[Data records]
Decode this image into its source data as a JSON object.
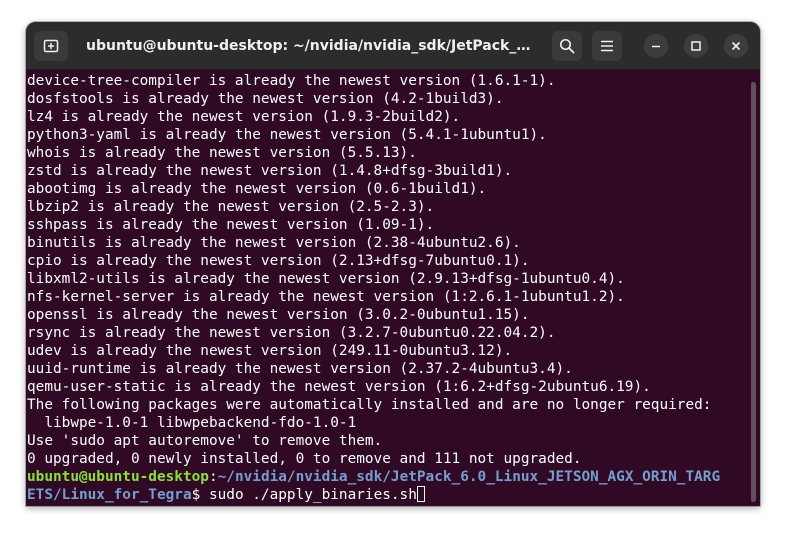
{
  "window": {
    "title": "ubuntu@ubuntu-desktop: ~/nvidia/nvidia_sdk/JetPack_6.0_Li..."
  },
  "icons": {
    "new_tab": "new-tab-icon",
    "search": "search-icon",
    "menu": "hamburger-menu-icon",
    "minimize": "minimize-icon",
    "maximize": "maximize-icon",
    "close": "close-icon"
  },
  "colors": {
    "terminal_bg": "#300a24",
    "prompt_user": "#8ae234",
    "prompt_path": "#729fcf",
    "titlebar_bg": "#2c2c2c"
  },
  "terminal": {
    "lines": [
      "device-tree-compiler is already the newest version (1.6.1-1).",
      "dosfstools is already the newest version (4.2-1build3).",
      "lz4 is already the newest version (1.9.3-2build2).",
      "python3-yaml is already the newest version (5.4.1-1ubuntu1).",
      "whois is already the newest version (5.5.13).",
      "zstd is already the newest version (1.4.8+dfsg-3build1).",
      "abootimg is already the newest version (0.6-1build1).",
      "lbzip2 is already the newest version (2.5-2.3).",
      "sshpass is already the newest version (1.09-1).",
      "binutils is already the newest version (2.38-4ubuntu2.6).",
      "cpio is already the newest version (2.13+dfsg-7ubuntu0.1).",
      "libxml2-utils is already the newest version (2.9.13+dfsg-1ubuntu0.4).",
      "nfs-kernel-server is already the newest version (1:2.6.1-1ubuntu1.2).",
      "openssl is already the newest version (3.0.2-0ubuntu1.15).",
      "rsync is already the newest version (3.2.7-0ubuntu0.22.04.2).",
      "udev is already the newest version (249.11-0ubuntu3.12).",
      "uuid-runtime is already the newest version (2.37.2-4ubuntu3.4).",
      "qemu-user-static is already the newest version (1:6.2+dfsg-2ubuntu6.19).",
      "The following packages were automatically installed and are no longer required:",
      "  libwpe-1.0-1 libwpebackend-fdo-1.0-1",
      "Use 'sudo apt autoremove' to remove them.",
      "0 upgraded, 0 newly installed, 0 to remove and 111 not upgraded."
    ],
    "prompt": {
      "user_host": "ubuntu@ubuntu-desktop",
      "colon": ":",
      "path_part1": "~/nvidia/nvidia_sdk/JetPack_6.0_Linux_JETSON_AGX_ORIN_TARG",
      "path_part2": "ETS/Linux_for_Tegra",
      "symbol": "$ ",
      "command": "sudo ./apply_binaries.sh"
    }
  }
}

## [Short exercise]
Report the number of lines in the listing above that include the word "desktop", and nothing else.

## [The completed task]
2